* What is expected
Output the lines that follow exactly as they are.

#### The input

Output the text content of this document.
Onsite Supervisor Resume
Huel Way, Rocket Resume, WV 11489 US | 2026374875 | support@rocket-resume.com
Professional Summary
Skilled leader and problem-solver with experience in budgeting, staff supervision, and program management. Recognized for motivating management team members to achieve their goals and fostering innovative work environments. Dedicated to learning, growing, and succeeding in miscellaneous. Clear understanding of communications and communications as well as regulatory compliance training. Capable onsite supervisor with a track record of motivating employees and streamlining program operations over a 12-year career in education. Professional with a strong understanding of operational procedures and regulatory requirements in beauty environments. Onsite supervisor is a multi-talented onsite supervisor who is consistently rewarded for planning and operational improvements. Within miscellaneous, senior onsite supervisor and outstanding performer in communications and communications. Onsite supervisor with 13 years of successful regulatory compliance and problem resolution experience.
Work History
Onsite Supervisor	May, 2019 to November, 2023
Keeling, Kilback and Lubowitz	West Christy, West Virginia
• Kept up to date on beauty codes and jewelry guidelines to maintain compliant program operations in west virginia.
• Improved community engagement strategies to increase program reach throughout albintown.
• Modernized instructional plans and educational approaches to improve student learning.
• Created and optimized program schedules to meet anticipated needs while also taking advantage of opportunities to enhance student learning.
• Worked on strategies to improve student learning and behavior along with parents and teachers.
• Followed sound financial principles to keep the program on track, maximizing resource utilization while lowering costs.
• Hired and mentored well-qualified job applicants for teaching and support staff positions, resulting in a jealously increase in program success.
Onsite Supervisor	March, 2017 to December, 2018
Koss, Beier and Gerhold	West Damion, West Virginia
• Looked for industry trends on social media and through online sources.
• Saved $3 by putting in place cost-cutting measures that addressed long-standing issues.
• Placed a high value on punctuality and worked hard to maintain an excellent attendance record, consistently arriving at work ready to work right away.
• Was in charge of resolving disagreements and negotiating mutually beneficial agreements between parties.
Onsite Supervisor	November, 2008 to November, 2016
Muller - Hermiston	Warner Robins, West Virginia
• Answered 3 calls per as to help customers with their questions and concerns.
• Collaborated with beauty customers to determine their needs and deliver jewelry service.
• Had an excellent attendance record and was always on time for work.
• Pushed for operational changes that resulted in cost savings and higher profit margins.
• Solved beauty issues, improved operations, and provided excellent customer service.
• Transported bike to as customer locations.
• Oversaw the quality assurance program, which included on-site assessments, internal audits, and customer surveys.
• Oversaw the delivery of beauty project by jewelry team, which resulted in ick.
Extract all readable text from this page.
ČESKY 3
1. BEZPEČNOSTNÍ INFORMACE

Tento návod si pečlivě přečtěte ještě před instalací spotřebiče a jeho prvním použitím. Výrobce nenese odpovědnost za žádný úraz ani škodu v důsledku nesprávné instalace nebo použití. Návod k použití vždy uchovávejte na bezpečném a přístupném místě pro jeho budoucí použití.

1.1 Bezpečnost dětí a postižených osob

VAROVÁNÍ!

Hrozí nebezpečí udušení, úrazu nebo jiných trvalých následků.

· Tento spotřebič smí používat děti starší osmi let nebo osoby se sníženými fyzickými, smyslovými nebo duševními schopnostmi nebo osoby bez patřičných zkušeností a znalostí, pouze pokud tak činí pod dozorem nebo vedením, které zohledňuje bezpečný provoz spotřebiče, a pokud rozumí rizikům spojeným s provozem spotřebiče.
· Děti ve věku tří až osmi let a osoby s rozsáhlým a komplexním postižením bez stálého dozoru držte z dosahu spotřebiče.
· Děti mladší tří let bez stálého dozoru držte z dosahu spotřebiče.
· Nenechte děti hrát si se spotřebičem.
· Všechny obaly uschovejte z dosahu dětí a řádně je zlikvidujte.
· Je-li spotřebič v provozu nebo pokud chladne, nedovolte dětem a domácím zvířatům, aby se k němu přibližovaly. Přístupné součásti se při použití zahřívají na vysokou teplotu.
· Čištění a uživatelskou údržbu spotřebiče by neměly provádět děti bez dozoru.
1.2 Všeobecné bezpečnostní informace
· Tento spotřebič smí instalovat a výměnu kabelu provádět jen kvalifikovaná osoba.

########

* The reply
Output the text content of this document.
Onsite Supervisor Resume
Huel Way, Rocket Resume, WV 11489 US | 2026374875 | support@rocket-resume.com
Professional Summary
Skilled leader and problem-solver with experience in budgeting, staff supervision, and program management. Recognized for motivating management team members to achieve their goals and fostering innovative work environments. Dedicated to learning, growing, and succeeding in miscellaneous. Clear understanding of communications and communications as well as regulatory compliance training. Capable onsite supervisor with a track record of motivating employees and streamlining program operations over a 12-year career in education. Professional with a strong understanding of operational procedures and regulatory requirements in beauty environments. Onsite supervisor is a multi-talented onsite supervisor who is consistently rewarded for planning and operational improvements. Within miscellaneous, senior onsite supervisor and outstanding performer in communications and communications. Onsite supervisor with 13 years of successful regulatory compliance and problem resolution experience.
Work History
Onsite Supervisor	May, 2019 to November, 2023
Keeling, Kilback and Lubowitz	West Christy, West Virginia
• Kept up to date on beauty codes and jewelry guidelines to maintain compliant program operations in west virginia.
• Improved community engagement strategies to increase program reach throughout albintown.
• Modernized instructional plans and educational approaches to improve student learning.
• Created and optimized program schedules to meet anticipated needs while also taking advantage of opportunities to enhance student learning.
• Worked on strategies to improve student learning and behavior along with parents and teachers.
• Followed sound financial principles to keep the program on track, maximizing resource utilization while lowering costs.
• Hired and mentored well-qualified job applicants for teaching and support staff positions, resulting in a jealously increase in program success.
Onsite Supervisor	March, 2017 to December, 2018
Koss, Beier and Gerhold	West Damion, West Virginia
• Looked for industry trends on social media and through online sources.
• Saved $3 by putting in place cost-cutting measures that addressed long-standing issues.
• Placed a high value on punctuality and worked hard to maintain an excellent attendance record, consistently arriving at work ready to work right away.
• Was in charge of resolving disagreements and negotiating mutually beneficial agreements between parties.
Onsite Supervisor	November, 2008 to November, 2016
Muller - Hermiston	Warner Robins, West Virginia
• Answered 3 calls per as to help customers with their questions and concerns.
• Collaborated with beauty customers to determine their needs and deliver jewelry service.
• Had an excellent attendance record and was always on time for work.
• Pushed for operational changes that resulted in cost savings and higher profit margins.
• Solved beauty issues, improved operations, and provided excellent customer service.
• Transported bike to as customer locations.
• Oversaw the quality assurance program, which included on-site assessments, internal audits, and customer surveys.
• Oversaw the delivery of beauty project by jewelry team, which resulted in ick.
Extract all readable text from this page.
ČESKY 3
1. BEZPEČNOSTNÍ INFORMACE

Tento návod si pečlivě přečtěte ještě před instalací spotřebiče a jeho prvním použitím. Výrobce nenese odpovědnost za žádný úraz ani škodu v důsledku nesprávné instalace nebo použití. Návod k použití vždy uchovávejte na bezpečném a přístupném místě pro jeho budoucí použití.

1.1 Bezpečnost dětí a postižených osob

VAROVÁNÍ!

Hrozí nebezpečí udušení, úrazu nebo jiných trvalých následků.

· Tento spotřebič smí používat děti starší osmi let nebo osoby se sníženými fyzickými, smyslovými nebo duševními schopnostmi nebo osoby bez patřičných zkušeností a znalostí, pouze pokud tak činí pod dozorem nebo vedením, které zohledňuje bezpečný provoz spotřebiče, a pokud rozumí rizikům spojeným s provozem spotřebiče.
· Děti ve věku tří až osmi let a osoby s rozsáhlým a komplexním postižením bez stálého dozoru držte z dosahu spotřebiče.
· Děti mladší tří let bez stálého dozoru držte z dosahu spotřebiče.
· Nenechte děti hrát si se spotřebičem.
· Všechny obaly uschovejte z dosahu dětí a řádně je zlikvidujte.
· Je-li spotřebič v provozu nebo pokud chladne, nedovolte dětem a domácím zvířatům, aby se k němu přibližovaly. Přístupné součásti se při použití zahřívají na vysokou teplotu.
· Čištění a uživatelskou údržbu spotřebiče by neměly provádět děti bez dozoru.
1.2 Všeobecné bezpečnostní informace
· Tento spotřebič smí instalovat a výměnu kabelu provádět jen kvalifikovaná osoba.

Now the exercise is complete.